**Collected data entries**
□ □ □ □

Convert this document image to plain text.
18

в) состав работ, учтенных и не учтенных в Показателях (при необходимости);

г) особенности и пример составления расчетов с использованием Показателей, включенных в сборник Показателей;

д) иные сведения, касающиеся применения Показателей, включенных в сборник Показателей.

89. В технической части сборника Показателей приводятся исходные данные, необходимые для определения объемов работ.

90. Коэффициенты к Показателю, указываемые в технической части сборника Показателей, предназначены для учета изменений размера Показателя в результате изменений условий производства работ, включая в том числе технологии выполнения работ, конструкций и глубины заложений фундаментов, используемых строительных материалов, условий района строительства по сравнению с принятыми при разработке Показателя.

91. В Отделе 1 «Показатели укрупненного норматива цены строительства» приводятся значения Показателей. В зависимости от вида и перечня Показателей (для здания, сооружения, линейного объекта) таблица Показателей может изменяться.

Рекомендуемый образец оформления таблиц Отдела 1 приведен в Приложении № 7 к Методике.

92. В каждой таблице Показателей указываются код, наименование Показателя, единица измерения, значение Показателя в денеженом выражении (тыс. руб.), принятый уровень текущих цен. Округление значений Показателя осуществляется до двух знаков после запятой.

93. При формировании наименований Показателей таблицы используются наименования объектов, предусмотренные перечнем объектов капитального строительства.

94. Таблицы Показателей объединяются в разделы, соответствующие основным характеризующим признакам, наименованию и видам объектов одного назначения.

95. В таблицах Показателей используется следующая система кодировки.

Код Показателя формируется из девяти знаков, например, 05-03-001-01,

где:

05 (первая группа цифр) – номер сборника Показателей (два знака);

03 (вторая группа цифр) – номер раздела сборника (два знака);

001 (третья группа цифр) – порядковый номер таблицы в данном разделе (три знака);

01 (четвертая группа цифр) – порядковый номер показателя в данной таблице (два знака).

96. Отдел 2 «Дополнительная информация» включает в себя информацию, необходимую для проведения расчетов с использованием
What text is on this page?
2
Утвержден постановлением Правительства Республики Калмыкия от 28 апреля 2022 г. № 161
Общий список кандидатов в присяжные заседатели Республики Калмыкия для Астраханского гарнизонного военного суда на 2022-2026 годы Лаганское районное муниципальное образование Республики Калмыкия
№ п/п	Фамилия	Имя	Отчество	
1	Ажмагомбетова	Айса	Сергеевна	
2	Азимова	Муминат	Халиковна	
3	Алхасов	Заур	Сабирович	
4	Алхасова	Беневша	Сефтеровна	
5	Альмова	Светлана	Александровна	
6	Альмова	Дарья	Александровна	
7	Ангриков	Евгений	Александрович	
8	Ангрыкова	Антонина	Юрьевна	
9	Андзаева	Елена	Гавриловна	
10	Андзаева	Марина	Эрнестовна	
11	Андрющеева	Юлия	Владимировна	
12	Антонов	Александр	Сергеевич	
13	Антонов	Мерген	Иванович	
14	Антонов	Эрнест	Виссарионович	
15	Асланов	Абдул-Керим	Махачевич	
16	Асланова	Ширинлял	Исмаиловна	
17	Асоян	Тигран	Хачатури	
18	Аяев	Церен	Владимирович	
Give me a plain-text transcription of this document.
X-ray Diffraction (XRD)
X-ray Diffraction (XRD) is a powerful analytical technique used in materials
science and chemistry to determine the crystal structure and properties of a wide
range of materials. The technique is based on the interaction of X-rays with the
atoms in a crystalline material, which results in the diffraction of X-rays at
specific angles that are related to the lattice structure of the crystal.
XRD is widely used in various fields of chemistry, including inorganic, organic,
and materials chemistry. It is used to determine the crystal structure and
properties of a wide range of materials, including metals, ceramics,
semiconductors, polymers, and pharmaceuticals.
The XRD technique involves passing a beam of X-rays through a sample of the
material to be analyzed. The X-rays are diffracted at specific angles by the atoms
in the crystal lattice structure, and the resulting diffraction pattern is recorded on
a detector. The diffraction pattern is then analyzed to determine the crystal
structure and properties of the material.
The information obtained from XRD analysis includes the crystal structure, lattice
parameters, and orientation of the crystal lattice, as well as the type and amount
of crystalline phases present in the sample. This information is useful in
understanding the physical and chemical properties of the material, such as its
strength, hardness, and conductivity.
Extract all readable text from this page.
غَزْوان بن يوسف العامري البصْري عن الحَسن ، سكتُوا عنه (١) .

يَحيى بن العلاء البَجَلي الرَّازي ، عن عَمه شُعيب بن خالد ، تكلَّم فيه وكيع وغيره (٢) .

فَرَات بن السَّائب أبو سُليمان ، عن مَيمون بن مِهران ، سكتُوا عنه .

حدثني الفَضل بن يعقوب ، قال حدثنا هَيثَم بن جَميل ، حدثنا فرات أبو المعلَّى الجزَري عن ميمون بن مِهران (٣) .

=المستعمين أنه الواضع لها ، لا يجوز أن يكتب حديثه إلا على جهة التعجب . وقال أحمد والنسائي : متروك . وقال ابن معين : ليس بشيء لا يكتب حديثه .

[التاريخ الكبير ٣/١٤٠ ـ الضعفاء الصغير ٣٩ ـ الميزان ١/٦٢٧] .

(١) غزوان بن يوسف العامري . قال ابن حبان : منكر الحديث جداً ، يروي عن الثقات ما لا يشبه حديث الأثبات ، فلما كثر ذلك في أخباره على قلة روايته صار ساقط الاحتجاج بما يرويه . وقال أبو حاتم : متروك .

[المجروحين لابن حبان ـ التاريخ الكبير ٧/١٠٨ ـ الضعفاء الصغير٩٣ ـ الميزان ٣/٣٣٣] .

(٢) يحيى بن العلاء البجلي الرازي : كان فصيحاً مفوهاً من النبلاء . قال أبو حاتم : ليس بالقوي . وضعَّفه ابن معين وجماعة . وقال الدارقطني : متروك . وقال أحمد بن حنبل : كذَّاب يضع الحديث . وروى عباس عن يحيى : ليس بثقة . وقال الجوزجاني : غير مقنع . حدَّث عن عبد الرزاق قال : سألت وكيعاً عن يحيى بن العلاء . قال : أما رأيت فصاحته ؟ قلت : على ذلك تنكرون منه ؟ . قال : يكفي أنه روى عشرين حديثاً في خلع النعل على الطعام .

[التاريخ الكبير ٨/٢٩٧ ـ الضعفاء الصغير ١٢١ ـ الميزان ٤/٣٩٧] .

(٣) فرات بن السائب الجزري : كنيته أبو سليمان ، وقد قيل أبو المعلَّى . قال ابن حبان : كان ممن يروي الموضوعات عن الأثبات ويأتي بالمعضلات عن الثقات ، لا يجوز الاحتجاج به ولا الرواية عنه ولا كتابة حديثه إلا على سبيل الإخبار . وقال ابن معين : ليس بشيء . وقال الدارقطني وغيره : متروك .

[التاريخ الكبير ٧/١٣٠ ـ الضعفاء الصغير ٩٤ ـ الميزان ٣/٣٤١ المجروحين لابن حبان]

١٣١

□ □ □ □

**Aim of the task**
Your task is to transcribe the material exactly.

**The result**
Convert this document image to plain text.
18

в) состав работ, учтенных и не учтенных в Показателях (при необходимости);

г) особенности и пример составления расчетов с использованием Показателей, включенных в сборник Показателей;

д) иные сведения, касающиеся применения Показателей, включенных в сборник Показателей.

89. В технической части сборника Показателей приводятся исходные данные, необходимые для определения объемов работ.

90. Коэффициенты к Показателю, указываемые в технической части сборника Показателей, предназначены для учета изменений размера Показателя в результате изменений условий производства работ, включая в том числе технологии выполнения работ, конструкций и глубины заложений фундаментов, используемых строительных материалов, условий района строительства по сравнению с принятыми при разработке Показателя.

91. В Отделе 1 «Показатели укрупненного норматива цены строительства» приводятся значения Показателей. В зависимости от вида и перечня Показателей (для здания, сооружения, линейного объекта) таблица Показателей может изменяться.

Рекомендуемый образец оформления таблиц Отдела 1 приведен в Приложении № 7 к Методике.

92. В каждой таблице Показателей указываются код, наименование Показателя, единица измерения, значение Показателя в денеженом выражении (тыс. руб.), принятый уровень текущих цен. Округление значений Показателя осуществляется до двух знаков после запятой.

93. При формировании наименований Показателей таблицы используются наименования объектов, предусмотренные перечнем объектов капитального строительства.

94. Таблицы Показателей объединяются в разделы, соответствующие основным характеризующим признакам, наименованию и видам объектов одного назначения.

95. В таблицах Показателей используется следующая система кодировки.

Код Показателя формируется из девяти знаков, например, 05-03-001-01,

где:

05 (первая группа цифр) – номер сборника Показателей (два знака);

03 (вторая группа цифр) – номер раздела сборника (два знака);

001 (третья группа цифр) – порядковый номер таблицы в данном разделе (три знака);

01 (четвертая группа цифр) – порядковый номер показателя в данной таблице (два знака).

96. Отдел 2 «Дополнительная информация» включает в себя информацию, необходимую для проведения расчетов с использованием
What text is on this page?
2
Утвержден постановлением Правительства Республики Калмыкия от 28 апреля 2022 г. № 161
Общий список кандидатов в присяжные заседатели Республики Калмыкия для Астраханского гарнизонного военного суда на 2022-2026 годы Лаганское районное муниципальное образование Республики Калмыкия
№ п/п	Фамилия	Имя	Отчество	
1	Ажмагомбетова	Айса	Сергеевна	
2	Азимова	Муминат	Халиковна	
3	Алхасов	Заур	Сабирович	
4	Алхасова	Беневша	Сефтеровна	
5	Альмова	Светлана	Александровна	
6	Альмова	Дарья	Александровна	
7	Ангриков	Евгений	Александрович	
8	Ангрыкова	Антонина	Юрьевна	
9	Андзаева	Елена	Гавриловна	
10	Андзаева	Марина	Эрнестовна	
11	Андрющеева	Юлия	Владимировна	
12	Антонов	Александр	Сергеевич	
13	Антонов	Мерген	Иванович	
14	Антонов	Эрнест	Виссарионович	
15	Асланов	Абдул-Керим	Махачевич	
16	Асланова	Ширинлял	Исмаиловна	
17	Асоян	Тигран	Хачатури	
18	Аяев	Церен	Владимирович	
Give me a plain-text transcription of this document.
X-ray Diffraction (XRD)
X-ray Diffraction (XRD) is a powerful analytical technique used in materials
science and chemistry to determine the crystal structure and properties of a wide
range of materials. The technique is based on the interaction of X-rays with the
atoms in a crystalline material, which results in the diffraction of X-rays at
specific angles that are related to the lattice structure of the crystal.
XRD is widely used in various fields of chemistry, including inorganic, organic,
and materials chemistry. It is used to determine the crystal structure and
properties of a wide range of materials, including metals, ceramics,
semiconductors, polymers, and pharmaceuticals.
The XRD technique involves passing a beam of X-rays through a sample of the
material to be analyzed. The X-rays are diffracted at specific angles by the atoms
in the crystal lattice structure, and the resulting diffraction pattern is recorded on
a detector. The diffraction pattern is then analyzed to determine the crystal
structure and properties of the material.
The information obtained from XRD analysis includes the crystal structure, lattice
parameters, and orientation of the crystal lattice, as well as the type and amount
of crystalline phases present in the sample. This information is useful in
understanding the physical and chemical properties of the material, such as its
strength, hardness, and conductivity.
Extract all readable text from this page.
غَزْوان بن يوسف العامري البصْري عن الحَسن ، سكتُوا عنه (١) .

يَحيى بن العلاء البَجَلي الرَّازي ، عن عَمه شُعيب بن خالد ، تكلَّم فيه وكيع وغيره (٢) .

فَرَات بن السَّائب أبو سُليمان ، عن مَيمون بن مِهران ، سكتُوا عنه .

حدثني الفَضل بن يعقوب ، قال حدثنا هَيثَم بن جَميل ، حدثنا فرات أبو المعلَّى الجزَري عن ميمون بن مِهران (٣) .

=المستعمين أنه الواضع لها ، لا يجوز أن يكتب حديثه إلا على جهة التعجب . وقال أحمد والنسائي : متروك . وقال ابن معين : ليس بشيء لا يكتب حديثه .

[التاريخ الكبير ٣/١٤٠ ـ الضعفاء الصغير ٣٩ ـ الميزان ١/٦٢٧] .

(١) غزوان بن يوسف العامري . قال ابن حبان : منكر الحديث جداً ، يروي عن الثقات ما لا يشبه حديث الأثبات ، فلما كثر ذلك في أخباره على قلة روايته صار ساقط الاحتجاج بما يرويه . وقال أبو حاتم : متروك .

[المجروحين لابن حبان ـ التاريخ الكبير ٧/١٠٨ ـ الضعفاء الصغير٩٣ ـ الميزان ٣/٣٣٣] .

(٢) يحيى بن العلاء البجلي الرازي : كان فصيحاً مفوهاً من النبلاء . قال أبو حاتم : ليس بالقوي . وضعَّفه ابن معين وجماعة . وقال الدارقطني : متروك . وقال أحمد بن حنبل : كذَّاب يضع الحديث . وروى عباس عن يحيى : ليس بثقة . وقال الجوزجاني : غير مقنع . حدَّث عن عبد الرزاق قال : سألت وكيعاً عن يحيى بن العلاء . قال : أما رأيت فصاحته ؟ قلت : على ذلك تنكرون منه ؟ . قال : يكفي أنه روى عشرين حديثاً في خلع النعل على الطعام .

[التاريخ الكبير ٨/٢٩٧ ـ الضعفاء الصغير ١٢١ ـ الميزان ٤/٣٩٧] .

(٣) فرات بن السائب الجزري : كنيته أبو سليمان ، وقد قيل أبو المعلَّى . قال ابن حبان : كان ممن يروي الموضوعات عن الأثبات ويأتي بالمعضلات عن الثقات ، لا يجوز الاحتجاج به ولا الرواية عنه ولا كتابة حديثه إلا على سبيل الإخبار . وقال ابن معين : ليس بشيء . وقال الدارقطني وغيره : متروك .

[التاريخ الكبير ٧/١٣٠ ـ الضعفاء الصغير ٩٤ ـ الميزان ٣/٣٤١ المجروحين لابن حبان]

١٣١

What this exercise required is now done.